─── Source records ───
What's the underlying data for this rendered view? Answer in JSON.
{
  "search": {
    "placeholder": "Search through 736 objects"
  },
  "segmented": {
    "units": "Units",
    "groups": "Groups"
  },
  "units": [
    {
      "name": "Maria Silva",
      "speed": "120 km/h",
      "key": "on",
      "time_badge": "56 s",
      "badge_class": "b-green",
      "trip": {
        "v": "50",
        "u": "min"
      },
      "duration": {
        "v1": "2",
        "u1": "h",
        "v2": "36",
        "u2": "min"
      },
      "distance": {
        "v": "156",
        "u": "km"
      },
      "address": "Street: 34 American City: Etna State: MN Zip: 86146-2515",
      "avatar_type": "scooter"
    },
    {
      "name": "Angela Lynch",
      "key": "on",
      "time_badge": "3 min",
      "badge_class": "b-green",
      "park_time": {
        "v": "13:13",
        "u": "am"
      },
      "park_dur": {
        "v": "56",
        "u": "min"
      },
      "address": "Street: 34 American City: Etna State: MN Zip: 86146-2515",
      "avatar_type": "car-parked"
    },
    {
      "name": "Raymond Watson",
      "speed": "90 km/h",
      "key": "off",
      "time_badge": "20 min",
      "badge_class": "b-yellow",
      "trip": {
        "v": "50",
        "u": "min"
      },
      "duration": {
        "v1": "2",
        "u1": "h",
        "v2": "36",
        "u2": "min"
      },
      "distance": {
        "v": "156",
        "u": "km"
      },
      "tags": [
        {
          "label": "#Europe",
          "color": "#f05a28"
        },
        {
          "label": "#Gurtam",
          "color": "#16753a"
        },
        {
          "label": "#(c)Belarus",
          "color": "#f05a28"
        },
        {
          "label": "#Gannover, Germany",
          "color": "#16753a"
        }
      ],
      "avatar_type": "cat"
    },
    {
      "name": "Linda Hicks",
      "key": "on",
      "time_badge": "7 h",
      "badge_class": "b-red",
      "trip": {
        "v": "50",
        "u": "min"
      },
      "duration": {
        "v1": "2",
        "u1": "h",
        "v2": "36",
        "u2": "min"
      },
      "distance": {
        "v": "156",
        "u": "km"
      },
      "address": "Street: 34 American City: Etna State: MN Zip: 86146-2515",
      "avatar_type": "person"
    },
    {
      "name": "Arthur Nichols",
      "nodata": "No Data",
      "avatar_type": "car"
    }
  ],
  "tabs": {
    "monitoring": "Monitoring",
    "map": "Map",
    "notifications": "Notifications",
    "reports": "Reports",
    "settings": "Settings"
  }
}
───
─── Source records ───
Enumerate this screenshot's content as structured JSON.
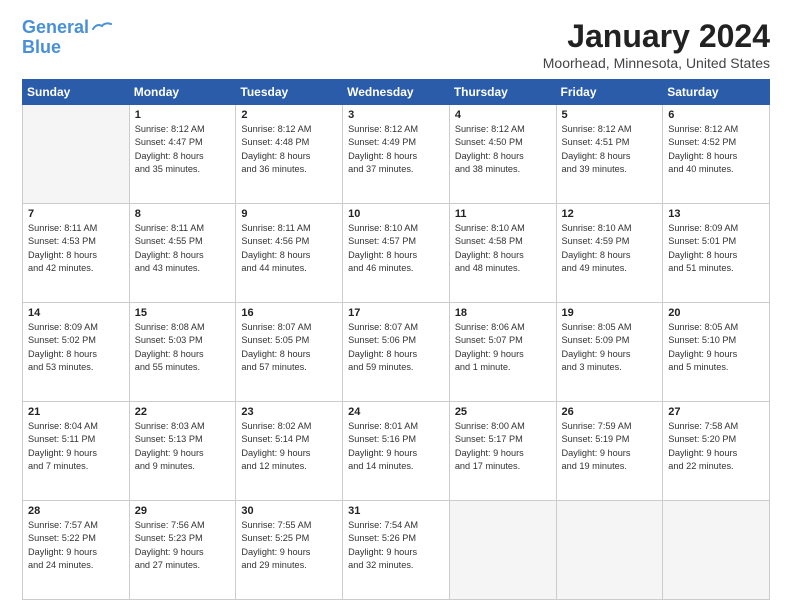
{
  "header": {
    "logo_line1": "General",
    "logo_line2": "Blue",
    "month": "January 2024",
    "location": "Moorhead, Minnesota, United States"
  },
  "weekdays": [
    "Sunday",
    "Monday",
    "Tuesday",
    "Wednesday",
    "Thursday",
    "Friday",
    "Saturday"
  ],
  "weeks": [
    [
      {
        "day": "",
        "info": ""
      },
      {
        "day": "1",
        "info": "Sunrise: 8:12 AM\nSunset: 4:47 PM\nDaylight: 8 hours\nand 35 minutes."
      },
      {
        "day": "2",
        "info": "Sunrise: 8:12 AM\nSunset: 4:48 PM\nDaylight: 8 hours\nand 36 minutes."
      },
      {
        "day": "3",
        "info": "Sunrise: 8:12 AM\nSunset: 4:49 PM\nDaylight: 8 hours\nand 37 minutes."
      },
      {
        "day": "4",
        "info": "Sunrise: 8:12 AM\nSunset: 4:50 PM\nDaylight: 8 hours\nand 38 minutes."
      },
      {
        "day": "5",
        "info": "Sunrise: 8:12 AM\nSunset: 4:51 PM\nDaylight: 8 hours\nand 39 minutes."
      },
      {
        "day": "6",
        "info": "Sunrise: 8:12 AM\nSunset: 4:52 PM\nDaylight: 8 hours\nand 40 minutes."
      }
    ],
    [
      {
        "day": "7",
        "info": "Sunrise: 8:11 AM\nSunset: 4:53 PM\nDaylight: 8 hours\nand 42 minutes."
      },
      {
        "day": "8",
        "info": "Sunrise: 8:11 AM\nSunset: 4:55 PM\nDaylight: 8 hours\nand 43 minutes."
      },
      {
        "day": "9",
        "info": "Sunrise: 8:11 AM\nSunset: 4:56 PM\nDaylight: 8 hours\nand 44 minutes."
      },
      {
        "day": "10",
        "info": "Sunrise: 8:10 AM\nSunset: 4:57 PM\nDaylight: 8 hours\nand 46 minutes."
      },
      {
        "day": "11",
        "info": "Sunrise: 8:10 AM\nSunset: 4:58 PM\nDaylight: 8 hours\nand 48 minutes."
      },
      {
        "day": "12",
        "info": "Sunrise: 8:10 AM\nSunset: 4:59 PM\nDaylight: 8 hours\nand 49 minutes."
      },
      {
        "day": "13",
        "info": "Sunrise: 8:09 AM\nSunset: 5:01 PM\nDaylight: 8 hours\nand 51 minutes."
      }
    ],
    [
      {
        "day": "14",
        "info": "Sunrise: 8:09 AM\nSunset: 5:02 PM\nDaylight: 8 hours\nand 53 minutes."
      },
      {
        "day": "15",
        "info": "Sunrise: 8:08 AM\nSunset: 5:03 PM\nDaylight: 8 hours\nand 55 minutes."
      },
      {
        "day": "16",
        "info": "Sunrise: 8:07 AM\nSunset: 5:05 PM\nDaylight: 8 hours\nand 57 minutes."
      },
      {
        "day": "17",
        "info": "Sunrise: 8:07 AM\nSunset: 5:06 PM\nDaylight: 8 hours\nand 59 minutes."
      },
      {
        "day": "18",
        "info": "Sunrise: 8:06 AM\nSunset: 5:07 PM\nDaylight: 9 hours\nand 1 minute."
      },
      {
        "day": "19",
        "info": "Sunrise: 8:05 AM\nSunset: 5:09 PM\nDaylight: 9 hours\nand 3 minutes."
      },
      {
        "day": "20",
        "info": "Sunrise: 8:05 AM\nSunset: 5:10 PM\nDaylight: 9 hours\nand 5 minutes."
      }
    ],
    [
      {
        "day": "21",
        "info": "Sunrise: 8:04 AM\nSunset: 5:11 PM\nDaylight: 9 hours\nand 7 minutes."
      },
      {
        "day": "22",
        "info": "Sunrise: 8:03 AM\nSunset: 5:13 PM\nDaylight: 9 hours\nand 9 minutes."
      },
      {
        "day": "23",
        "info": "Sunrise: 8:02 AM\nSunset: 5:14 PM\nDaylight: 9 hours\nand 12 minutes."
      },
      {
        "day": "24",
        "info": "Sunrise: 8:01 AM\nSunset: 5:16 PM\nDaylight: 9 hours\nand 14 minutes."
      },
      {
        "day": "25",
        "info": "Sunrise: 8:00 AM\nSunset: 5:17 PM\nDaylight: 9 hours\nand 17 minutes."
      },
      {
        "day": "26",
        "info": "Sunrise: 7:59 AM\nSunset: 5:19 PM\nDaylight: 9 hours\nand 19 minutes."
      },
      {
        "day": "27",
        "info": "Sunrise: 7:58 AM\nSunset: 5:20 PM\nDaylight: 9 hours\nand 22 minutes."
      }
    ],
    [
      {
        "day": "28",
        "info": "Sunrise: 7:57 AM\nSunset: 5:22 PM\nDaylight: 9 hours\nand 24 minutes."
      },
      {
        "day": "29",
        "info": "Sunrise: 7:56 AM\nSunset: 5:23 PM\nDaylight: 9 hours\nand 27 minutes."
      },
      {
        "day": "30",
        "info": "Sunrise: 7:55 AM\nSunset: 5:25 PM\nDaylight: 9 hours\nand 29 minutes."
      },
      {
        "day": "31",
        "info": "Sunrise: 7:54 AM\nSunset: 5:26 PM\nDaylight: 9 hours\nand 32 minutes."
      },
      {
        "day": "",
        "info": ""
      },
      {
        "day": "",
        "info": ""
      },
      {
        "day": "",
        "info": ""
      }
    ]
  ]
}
───
─── Source records ───
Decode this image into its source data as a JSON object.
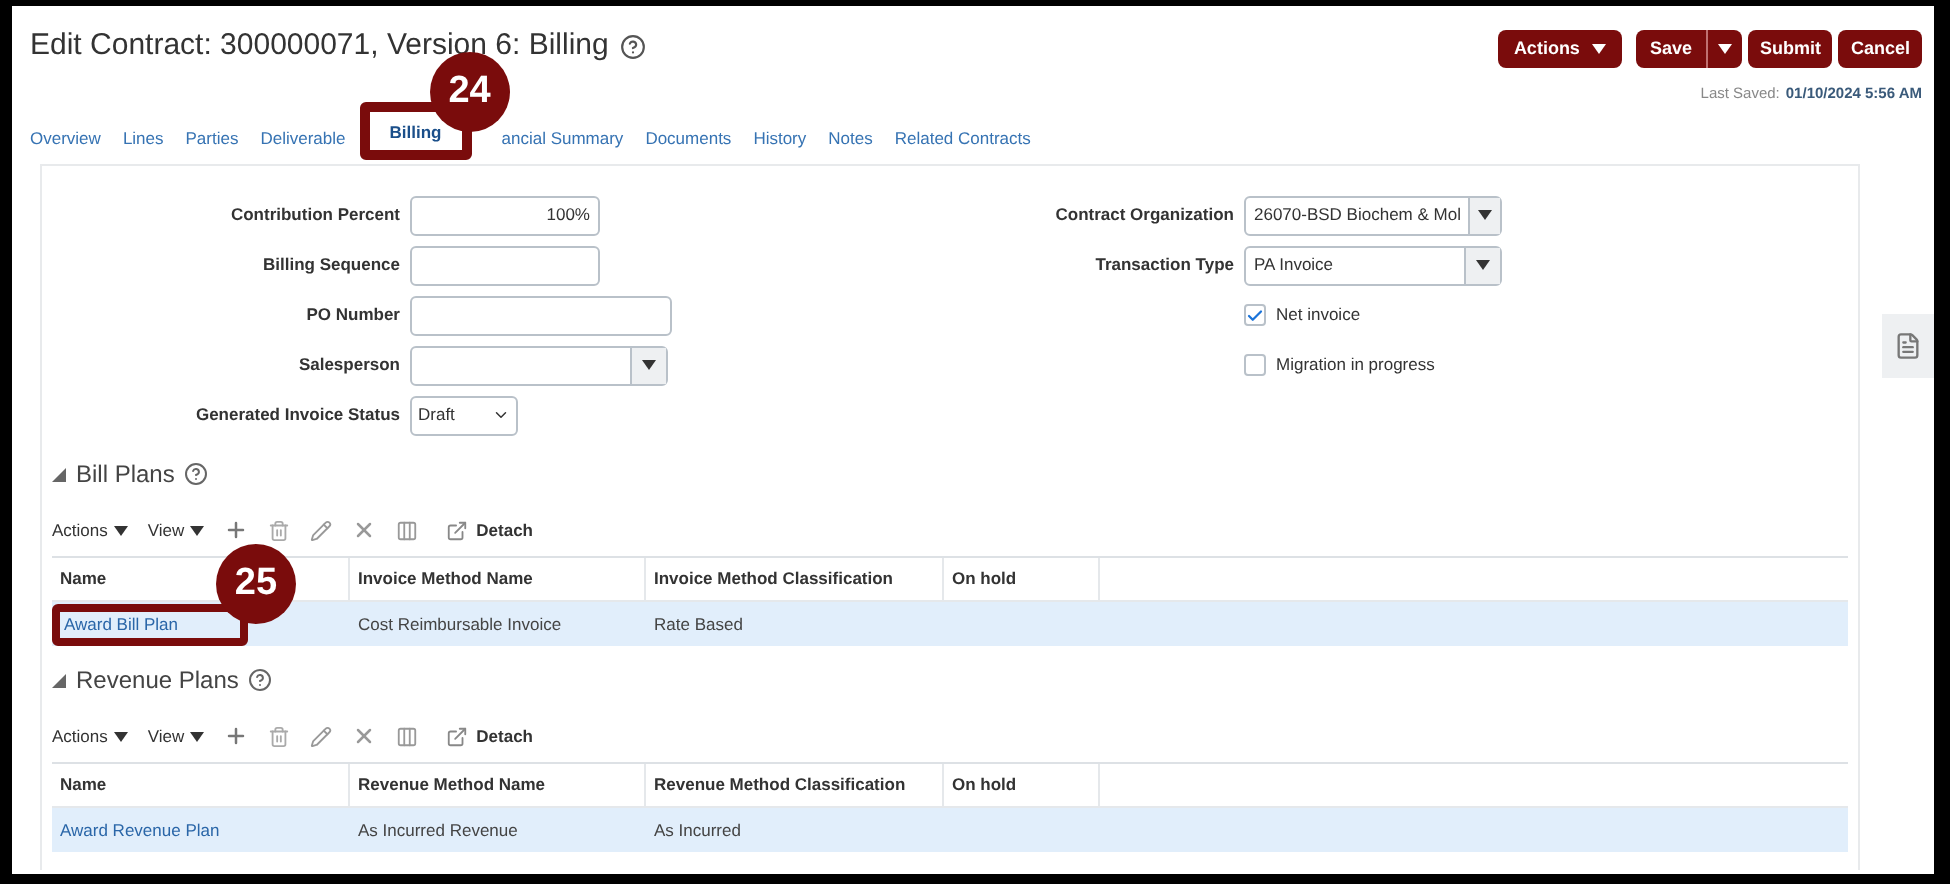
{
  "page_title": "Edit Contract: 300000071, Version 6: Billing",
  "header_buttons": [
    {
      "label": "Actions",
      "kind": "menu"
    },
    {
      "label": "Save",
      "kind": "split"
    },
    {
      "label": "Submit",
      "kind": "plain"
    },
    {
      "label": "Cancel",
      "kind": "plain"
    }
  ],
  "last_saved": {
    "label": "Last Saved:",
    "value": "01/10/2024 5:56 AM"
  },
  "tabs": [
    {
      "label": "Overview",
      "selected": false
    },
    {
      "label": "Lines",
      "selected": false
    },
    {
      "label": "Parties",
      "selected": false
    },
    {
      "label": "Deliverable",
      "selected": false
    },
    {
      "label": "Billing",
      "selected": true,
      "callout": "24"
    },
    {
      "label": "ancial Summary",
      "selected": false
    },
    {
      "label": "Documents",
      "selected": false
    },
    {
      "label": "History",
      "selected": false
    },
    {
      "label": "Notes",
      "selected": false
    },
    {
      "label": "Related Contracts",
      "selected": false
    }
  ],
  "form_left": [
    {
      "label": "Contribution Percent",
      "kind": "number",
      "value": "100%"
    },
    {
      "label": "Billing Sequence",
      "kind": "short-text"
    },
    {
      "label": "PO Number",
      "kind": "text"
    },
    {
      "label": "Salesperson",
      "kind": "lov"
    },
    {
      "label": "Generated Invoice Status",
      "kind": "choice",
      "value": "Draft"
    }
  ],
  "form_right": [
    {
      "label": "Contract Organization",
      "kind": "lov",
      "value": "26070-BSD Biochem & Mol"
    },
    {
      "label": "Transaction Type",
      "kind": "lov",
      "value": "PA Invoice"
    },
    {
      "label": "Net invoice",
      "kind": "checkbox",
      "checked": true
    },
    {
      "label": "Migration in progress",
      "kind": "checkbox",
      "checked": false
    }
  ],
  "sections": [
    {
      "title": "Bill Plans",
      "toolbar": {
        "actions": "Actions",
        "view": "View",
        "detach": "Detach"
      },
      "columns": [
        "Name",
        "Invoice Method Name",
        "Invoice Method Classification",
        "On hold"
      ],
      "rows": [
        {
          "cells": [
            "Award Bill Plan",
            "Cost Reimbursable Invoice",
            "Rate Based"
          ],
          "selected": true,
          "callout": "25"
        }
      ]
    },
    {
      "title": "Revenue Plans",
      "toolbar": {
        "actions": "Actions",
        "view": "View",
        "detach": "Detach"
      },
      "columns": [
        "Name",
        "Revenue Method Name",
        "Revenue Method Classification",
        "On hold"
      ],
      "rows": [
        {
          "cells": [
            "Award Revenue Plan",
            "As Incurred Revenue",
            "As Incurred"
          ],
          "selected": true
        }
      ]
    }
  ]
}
───
◆ What to produce: Return a copy of every line that includes the word "true".

◆ Finished exercise:
      "selected": true,
      "checked": true
          "selected": true,
          "selected": true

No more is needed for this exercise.